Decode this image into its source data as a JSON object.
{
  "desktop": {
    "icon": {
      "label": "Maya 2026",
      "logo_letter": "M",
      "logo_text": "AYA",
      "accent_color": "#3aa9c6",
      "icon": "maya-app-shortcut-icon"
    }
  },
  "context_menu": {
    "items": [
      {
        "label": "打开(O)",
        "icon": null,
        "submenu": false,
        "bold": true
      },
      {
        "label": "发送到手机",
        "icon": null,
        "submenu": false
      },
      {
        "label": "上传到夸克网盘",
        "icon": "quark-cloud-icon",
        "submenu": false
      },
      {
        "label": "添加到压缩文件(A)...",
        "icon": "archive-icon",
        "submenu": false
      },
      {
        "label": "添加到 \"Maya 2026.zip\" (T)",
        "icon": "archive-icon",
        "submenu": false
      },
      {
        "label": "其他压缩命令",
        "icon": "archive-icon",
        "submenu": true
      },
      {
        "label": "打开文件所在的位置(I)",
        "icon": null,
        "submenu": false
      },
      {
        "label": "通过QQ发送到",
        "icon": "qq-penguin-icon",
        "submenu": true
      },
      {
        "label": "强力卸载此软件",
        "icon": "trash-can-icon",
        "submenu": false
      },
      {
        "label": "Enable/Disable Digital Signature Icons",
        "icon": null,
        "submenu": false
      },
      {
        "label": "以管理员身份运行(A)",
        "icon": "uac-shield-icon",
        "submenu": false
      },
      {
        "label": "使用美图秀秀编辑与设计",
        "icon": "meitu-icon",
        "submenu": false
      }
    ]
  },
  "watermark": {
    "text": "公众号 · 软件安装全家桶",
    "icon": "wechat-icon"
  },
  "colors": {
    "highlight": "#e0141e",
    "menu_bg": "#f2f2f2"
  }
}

***

Transcribe all of the lines in the records precisely.

Decode this image into its source data as a JSON object.
{
  "desktop": {
    "icon": {
      "label": "Maya 2026",
      "logo_letter": "M",
      "logo_text": "AYA",
      "accent_color": "#3aa9c6",
      "icon": "maya-app-shortcut-icon"
    }
  },
  "context_menu": {
    "items": [
      {
        "label": "打开(O)",
        "icon": null,
        "submenu": false,
        "bold": true
      },
      {
        "label": "发送到手机",
        "icon": null,
        "submenu": false
      },
      {
        "label": "上传到夸克网盘",
        "icon": "quark-cloud-icon",
        "submenu": false
      },
      {
        "label": "添加到压缩文件(A)...",
        "icon": "archive-icon",
        "submenu": false
      },
      {
        "label": "添加到 \"Maya 2026.zip\" (T)",
        "icon": "archive-icon",
        "submenu": false
      },
      {
        "label": "其他压缩命令",
        "icon": "archive-icon",
        "submenu": true
      },
      {
        "label": "打开文件所在的位置(I)",
        "icon": null,
        "submenu": false
      },
      {
        "label": "通过QQ发送到",
        "icon": "qq-penguin-icon",
        "submenu": true
      },
      {
        "label": "强力卸载此软件",
        "icon": "trash-can-icon",
        "submenu": false
      },
      {
        "label": "Enable/Disable Digital Signature Icons",
        "icon": null,
        "submenu": false
      },
      {
        "label": "以管理员身份运行(A)",
        "icon": "uac-shield-icon",
        "submenu": false
      },
      {
        "label": "使用美图秀秀编辑与设计",
        "icon": "meitu-icon",
        "submenu": false
      }
    ]
  },
  "watermark": {
    "text": "公众号 · 软件安装全家桶",
    "icon": "wechat-icon"
  },
  "colors": {
    "highlight": "#e0141e",
    "menu_bg": "#f2f2f2"
  }
}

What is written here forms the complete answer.